◆ **Set task**: Give every entry again, word for word and in full.

━━━ The input ━━━

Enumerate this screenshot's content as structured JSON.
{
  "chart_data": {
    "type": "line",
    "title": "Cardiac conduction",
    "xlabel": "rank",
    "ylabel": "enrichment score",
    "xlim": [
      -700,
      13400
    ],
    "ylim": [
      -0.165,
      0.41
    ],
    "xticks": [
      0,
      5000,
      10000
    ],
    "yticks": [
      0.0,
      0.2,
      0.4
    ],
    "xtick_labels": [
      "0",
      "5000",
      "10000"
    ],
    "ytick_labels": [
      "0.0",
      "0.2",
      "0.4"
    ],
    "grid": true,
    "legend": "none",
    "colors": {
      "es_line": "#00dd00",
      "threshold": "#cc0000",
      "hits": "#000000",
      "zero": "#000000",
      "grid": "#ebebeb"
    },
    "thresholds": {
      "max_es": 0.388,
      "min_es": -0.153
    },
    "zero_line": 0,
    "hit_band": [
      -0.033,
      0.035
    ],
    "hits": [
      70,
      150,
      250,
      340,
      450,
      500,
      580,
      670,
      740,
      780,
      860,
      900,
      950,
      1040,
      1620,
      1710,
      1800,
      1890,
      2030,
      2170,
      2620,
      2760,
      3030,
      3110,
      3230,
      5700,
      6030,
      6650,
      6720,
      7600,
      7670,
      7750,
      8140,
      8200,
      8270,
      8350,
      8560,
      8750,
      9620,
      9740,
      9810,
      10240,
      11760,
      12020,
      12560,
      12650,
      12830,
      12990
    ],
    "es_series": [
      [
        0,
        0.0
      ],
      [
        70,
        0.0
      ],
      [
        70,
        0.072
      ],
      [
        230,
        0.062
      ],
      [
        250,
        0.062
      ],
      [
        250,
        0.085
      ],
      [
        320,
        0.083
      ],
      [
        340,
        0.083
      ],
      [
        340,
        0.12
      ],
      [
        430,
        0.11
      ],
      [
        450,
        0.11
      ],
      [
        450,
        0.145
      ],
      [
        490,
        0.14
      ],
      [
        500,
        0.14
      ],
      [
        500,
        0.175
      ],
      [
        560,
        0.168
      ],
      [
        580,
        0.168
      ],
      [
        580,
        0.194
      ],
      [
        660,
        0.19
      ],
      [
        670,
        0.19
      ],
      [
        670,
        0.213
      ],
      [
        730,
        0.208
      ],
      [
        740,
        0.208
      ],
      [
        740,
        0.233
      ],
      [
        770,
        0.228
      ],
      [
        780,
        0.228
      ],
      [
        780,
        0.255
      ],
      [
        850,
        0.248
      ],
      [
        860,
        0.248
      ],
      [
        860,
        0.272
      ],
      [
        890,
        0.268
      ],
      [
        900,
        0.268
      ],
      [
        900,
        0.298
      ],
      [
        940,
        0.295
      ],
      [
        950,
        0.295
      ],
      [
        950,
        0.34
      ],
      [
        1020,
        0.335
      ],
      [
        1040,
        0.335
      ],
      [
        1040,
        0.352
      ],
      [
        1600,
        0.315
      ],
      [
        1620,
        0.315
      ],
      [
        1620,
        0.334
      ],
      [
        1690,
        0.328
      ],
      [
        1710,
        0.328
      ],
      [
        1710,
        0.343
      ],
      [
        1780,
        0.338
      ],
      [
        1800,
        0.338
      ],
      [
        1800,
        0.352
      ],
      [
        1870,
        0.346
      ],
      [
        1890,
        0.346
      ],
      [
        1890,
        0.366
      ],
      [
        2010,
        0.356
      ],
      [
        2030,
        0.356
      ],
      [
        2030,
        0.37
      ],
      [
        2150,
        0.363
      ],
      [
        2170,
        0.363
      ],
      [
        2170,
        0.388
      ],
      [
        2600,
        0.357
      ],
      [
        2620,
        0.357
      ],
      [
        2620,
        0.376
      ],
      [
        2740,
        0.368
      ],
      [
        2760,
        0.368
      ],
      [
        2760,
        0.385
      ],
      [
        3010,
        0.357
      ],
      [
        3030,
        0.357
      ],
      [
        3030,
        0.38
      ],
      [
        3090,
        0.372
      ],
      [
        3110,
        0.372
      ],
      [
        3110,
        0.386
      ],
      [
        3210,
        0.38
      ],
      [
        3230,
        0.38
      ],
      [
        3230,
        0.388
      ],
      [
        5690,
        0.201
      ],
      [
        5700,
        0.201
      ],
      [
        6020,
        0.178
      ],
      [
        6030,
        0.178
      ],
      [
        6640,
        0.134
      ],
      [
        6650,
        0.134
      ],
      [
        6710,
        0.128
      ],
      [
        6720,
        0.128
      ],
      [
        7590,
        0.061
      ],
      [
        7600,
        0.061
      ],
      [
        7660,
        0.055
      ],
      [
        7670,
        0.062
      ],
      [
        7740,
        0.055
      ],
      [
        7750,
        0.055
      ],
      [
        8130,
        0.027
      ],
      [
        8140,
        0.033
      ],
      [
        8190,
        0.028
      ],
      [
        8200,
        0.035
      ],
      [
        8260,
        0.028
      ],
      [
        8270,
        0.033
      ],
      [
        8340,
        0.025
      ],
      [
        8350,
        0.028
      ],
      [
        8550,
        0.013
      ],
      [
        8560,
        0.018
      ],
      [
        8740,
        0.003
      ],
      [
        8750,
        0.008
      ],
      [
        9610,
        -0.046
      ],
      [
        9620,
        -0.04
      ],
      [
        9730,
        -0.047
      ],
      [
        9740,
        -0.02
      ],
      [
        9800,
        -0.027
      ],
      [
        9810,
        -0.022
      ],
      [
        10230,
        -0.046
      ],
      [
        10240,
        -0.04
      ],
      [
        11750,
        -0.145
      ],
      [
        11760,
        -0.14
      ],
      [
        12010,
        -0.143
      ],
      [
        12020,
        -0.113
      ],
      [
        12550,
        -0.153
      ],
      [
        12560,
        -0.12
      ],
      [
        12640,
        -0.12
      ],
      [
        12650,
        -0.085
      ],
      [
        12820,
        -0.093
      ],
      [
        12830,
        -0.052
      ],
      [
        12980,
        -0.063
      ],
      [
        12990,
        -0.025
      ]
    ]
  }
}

━━━

◆ **Task result**:
Enumerate this screenshot's content as structured JSON.
{
  "chart_data": {
    "type": "line",
    "title": "Cardiac conduction",
    "xlabel": "rank",
    "ylabel": "enrichment score",
    "xlim": [
      -700,
      13400
    ],
    "ylim": [
      -0.165,
      0.41
    ],
    "xticks": [
      0,
      5000,
      10000
    ],
    "yticks": [
      0.0,
      0.2,
      0.4
    ],
    "xtick_labels": [
      "0",
      "5000",
      "10000"
    ],
    "ytick_labels": [
      "0.0",
      "0.2",
      "0.4"
    ],
    "grid": true,
    "legend": "none",
    "colors": {
      "es_line": "#00dd00",
      "threshold": "#cc0000",
      "hits": "#000000",
      "zero": "#000000",
      "grid": "#ebebeb"
    },
    "thresholds": {
      "max_es": 0.388,
      "min_es": -0.153
    },
    "zero_line": 0,
    "hit_band": [
      -0.033,
      0.035
    ],
    "hits": [
      70,
      150,
      250,
      340,
      450,
      500,
      580,
      670,
      740,
      780,
      860,
      900,
      950,
      1040,
      1620,
      1710,
      1800,
      1890,
      2030,
      2170,
      2620,
      2760,
      3030,
      3110,
      3230,
      5700,
      6030,
      6650,
      6720,
      7600,
      7670,
      7750,
      8140,
      8200,
      8270,
      8350,
      8560,
      8750,
      9620,
      9740,
      9810,
      10240,
      11760,
      12020,
      12560,
      12650,
      12830,
      12990
    ],
    "es_series": [
      [
        0,
        0.0
      ],
      [
        70,
        0.0
      ],
      [
        70,
        0.072
      ],
      [
        230,
        0.062
      ],
      [
        250,
        0.062
      ],
      [
        250,
        0.085
      ],
      [
        320,
        0.083
      ],
      [
        340,
        0.083
      ],
      [
        340,
        0.12
      ],
      [
        430,
        0.11
      ],
      [
        450,
        0.11
      ],
      [
        450,
        0.145
      ],
      [
        490,
        0.14
      ],
      [
        500,
        0.14
      ],
      [
        500,
        0.175
      ],
      [
        560,
        0.168
      ],
      [
        580,
        0.168
      ],
      [
        580,
        0.194
      ],
      [
        660,
        0.19
      ],
      [
        670,
        0.19
      ],
      [
        670,
        0.213
      ],
      [
        730,
        0.208
      ],
      [
        740,
        0.208
      ],
      [
        740,
        0.233
      ],
      [
        770,
        0.228
      ],
      [
        780,
        0.228
      ],
      [
        780,
        0.255
      ],
      [
        850,
        0.248
      ],
      [
        860,
        0.248
      ],
      [
        860,
        0.272
      ],
      [
        890,
        0.268
      ],
      [
        900,
        0.268
      ],
      [
        900,
        0.298
      ],
      [
        940,
        0.295
      ],
      [
        950,
        0.295
      ],
      [
        950,
        0.34
      ],
      [
        1020,
        0.335
      ],
      [
        1040,
        0.335
      ],
      [
        1040,
        0.352
      ],
      [
        1600,
        0.315
      ],
      [
        1620,
        0.315
      ],
      [
        1620,
        0.334
      ],
      [
        1690,
        0.328
      ],
      [
        1710,
        0.328
      ],
      [
        1710,
        0.343
      ],
      [
        1780,
        0.338
      ],
      [
        1800,
        0.338
      ],
      [
        1800,
        0.352
      ],
      [
        1870,
        0.346
      ],
      [
        1890,
        0.346
      ],
      [
        1890,
        0.366
      ],
      [
        2010,
        0.356
      ],
      [
        2030,
        0.356
      ],
      [
        2030,
        0.37
      ],
      [
        2150,
        0.363
      ],
      [
        2170,
        0.363
      ],
      [
        2170,
        0.388
      ],
      [
        2600,
        0.357
      ],
      [
        2620,
        0.357
      ],
      [
        2620,
        0.376
      ],
      [
        2740,
        0.368
      ],
      [
        2760,
        0.368
      ],
      [
        2760,
        0.385
      ],
      [
        3010,
        0.357
      ],
      [
        3030,
        0.357
      ],
      [
        3030,
        0.38
      ],
      [
        3090,
        0.372
      ],
      [
        3110,
        0.372
      ],
      [
        3110,
        0.386
      ],
      [
        3210,
        0.38
      ],
      [
        3230,
        0.38
      ],
      [
        3230,
        0.388
      ],
      [
        5690,
        0.201
      ],
      [
        5700,
        0.201
      ],
      [
        6020,
        0.178
      ],
      [
        6030,
        0.178
      ],
      [
        6640,
        0.134
      ],
      [
        6650,
        0.134
      ],
      [
        6710,
        0.128
      ],
      [
        6720,
        0.128
      ],
      [
        7590,
        0.061
      ],
      [
        7600,
        0.061
      ],
      [
        7660,
        0.055
      ],
      [
        7670,
        0.062
      ],
      [
        7740,
        0.055
      ],
      [
        7750,
        0.055
      ],
      [
        8130,
        0.027
      ],
      [
        8140,
        0.033
      ],
      [
        8190,
        0.028
      ],
      [
        8200,
        0.035
      ],
      [
        8260,
        0.028
      ],
      [
        8270,
        0.033
      ],
      [
        8340,
        0.025
      ],
      [
        8350,
        0.028
      ],
      [
        8550,
        0.013
      ],
      [
        8560,
        0.018
      ],
      [
        8740,
        0.003
      ],
      [
        8750,
        0.008
      ],
      [
        9610,
        -0.046
      ],
      [
        9620,
        -0.04
      ],
      [
        9730,
        -0.047
      ],
      [
        9740,
        -0.02
      ],
      [
        9800,
        -0.027
      ],
      [
        9810,
        -0.022
      ],
      [
        10230,
        -0.046
      ],
      [
        10240,
        -0.04
      ],
      [
        11750,
        -0.145
      ],
      [
        11760,
        -0.14
      ],
      [
        12010,
        -0.143
      ],
      [
        12020,
        -0.113
      ],
      [
        12550,
        -0.153
      ],
      [
        12560,
        -0.12
      ],
      [
        12640,
        -0.12
      ],
      [
        12650,
        -0.085
      ],
      [
        12820,
        -0.093
      ],
      [
        12830,
        -0.052
      ],
      [
        12980,
        -0.063
      ],
      [
        12990,
        -0.025
      ]
    ]
  }
}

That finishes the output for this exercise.